TASK TO COMPLETE » Repeat the material below word for word and leave out all pictures.

EXTRACTED INFORMATION »
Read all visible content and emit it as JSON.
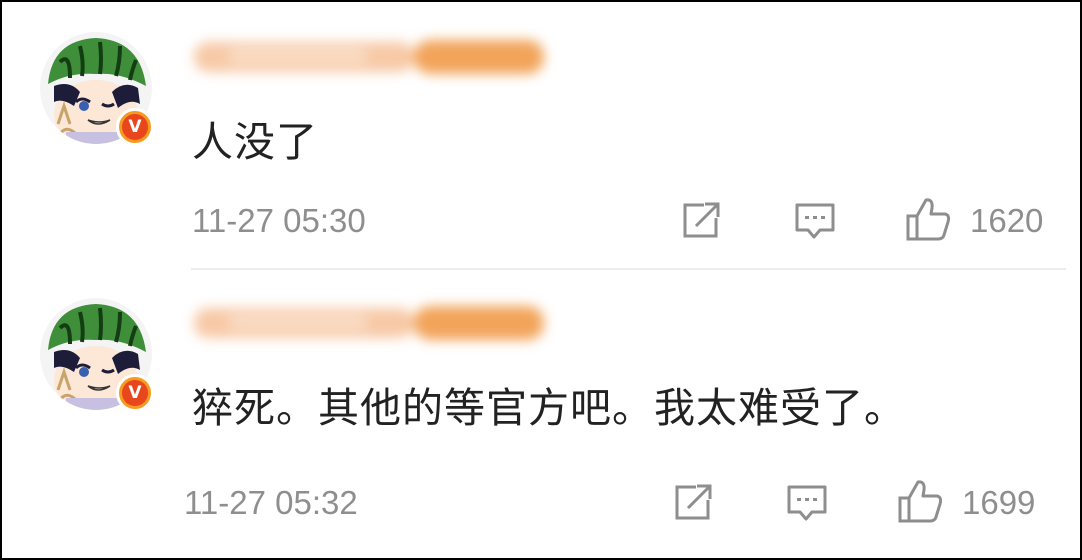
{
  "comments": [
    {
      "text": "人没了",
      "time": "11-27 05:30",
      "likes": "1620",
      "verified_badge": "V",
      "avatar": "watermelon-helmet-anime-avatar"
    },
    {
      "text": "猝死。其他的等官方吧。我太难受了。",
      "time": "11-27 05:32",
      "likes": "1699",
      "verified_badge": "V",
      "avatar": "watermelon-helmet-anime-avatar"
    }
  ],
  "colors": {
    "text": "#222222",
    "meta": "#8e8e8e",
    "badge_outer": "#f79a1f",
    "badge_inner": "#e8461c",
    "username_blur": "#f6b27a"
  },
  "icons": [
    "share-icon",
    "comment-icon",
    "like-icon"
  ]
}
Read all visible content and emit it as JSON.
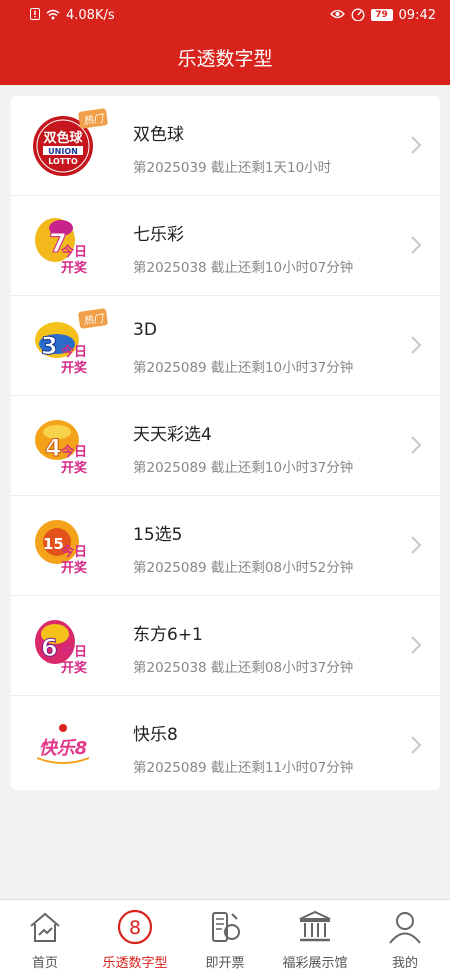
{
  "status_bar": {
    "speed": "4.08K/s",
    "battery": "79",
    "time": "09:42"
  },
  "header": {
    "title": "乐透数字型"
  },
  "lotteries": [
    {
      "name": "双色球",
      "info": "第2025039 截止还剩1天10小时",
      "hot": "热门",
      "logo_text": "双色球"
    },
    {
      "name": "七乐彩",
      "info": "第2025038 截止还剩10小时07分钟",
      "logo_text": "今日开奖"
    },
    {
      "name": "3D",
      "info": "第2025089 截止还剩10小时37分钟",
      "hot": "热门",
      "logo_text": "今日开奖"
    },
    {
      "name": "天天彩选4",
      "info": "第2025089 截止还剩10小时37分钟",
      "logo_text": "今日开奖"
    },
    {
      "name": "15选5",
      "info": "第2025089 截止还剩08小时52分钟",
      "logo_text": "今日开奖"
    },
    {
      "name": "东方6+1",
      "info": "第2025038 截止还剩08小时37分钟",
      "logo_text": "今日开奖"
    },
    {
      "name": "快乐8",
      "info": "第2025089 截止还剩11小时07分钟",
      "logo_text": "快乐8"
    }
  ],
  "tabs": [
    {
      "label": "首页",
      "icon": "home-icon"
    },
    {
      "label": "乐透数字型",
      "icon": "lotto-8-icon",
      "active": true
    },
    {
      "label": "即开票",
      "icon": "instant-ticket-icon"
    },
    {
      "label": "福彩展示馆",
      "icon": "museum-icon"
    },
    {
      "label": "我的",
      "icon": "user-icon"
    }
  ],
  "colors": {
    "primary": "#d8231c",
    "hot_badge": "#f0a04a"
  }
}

TASK RESULT »
Read all visible content and emit it as JSON.
{
  "comments": [
    {
      "text": "人没了",
      "time": "11-27 05:30",
      "likes": "1620",
      "verified_badge": "V",
      "avatar": "watermelon-helmet-anime-avatar"
    },
    {
      "text": "猝死。其他的等官方吧。我太难受了。",
      "time": "11-27 05:32",
      "likes": "1699",
      "verified_badge": "V",
      "avatar": "watermelon-helmet-anime-avatar"
    }
  ],
  "colors": {
    "text": "#222222",
    "meta": "#8e8e8e",
    "badge_outer": "#f79a1f",
    "badge_inner": "#e8461c",
    "username_blur": "#f6b27a"
  },
  "icons": [
    "share-icon",
    "comment-icon",
    "like-icon"
  ]
}
Read all visible content and emit it as JSON.
{
  "status_bar": {
    "speed": "4.08K/s",
    "battery": "79",
    "time": "09:42"
  },
  "header": {
    "title": "乐透数字型"
  },
  "lotteries": [
    {
      "name": "双色球",
      "info": "第2025039 截止还剩1天10小时",
      "hot": "热门",
      "logo_text": "双色球"
    },
    {
      "name": "七乐彩",
      "info": "第2025038 截止还剩10小时07分钟",
      "logo_text": "今日开奖"
    },
    {
      "name": "3D",
      "info": "第2025089 截止还剩10小时37分钟",
      "hot": "热门",
      "logo_text": "今日开奖"
    },
    {
      "name": "天天彩选4",
      "info": "第2025089 截止还剩10小时37分钟",
      "logo_text": "今日开奖"
    },
    {
      "name": "15选5",
      "info": "第2025089 截止还剩08小时52分钟",
      "logo_text": "今日开奖"
    },
    {
      "name": "东方6+1",
      "info": "第2025038 截止还剩08小时37分钟",
      "logo_text": "今日开奖"
    },
    {
      "name": "快乐8",
      "info": "第2025089 截止还剩11小时07分钟",
      "logo_text": "快乐8"
    }
  ],
  "tabs": [
    {
      "label": "首页",
      "icon": "home-icon"
    },
    {
      "label": "乐透数字型",
      "icon": "lotto-8-icon",
      "active": true
    },
    {
      "label": "即开票",
      "icon": "instant-ticket-icon"
    },
    {
      "label": "福彩展示馆",
      "icon": "museum-icon"
    },
    {
      "label": "我的",
      "icon": "user-icon"
    }
  ],
  "colors": {
    "primary": "#d8231c",
    "hot_badge": "#f0a04a"
  }
}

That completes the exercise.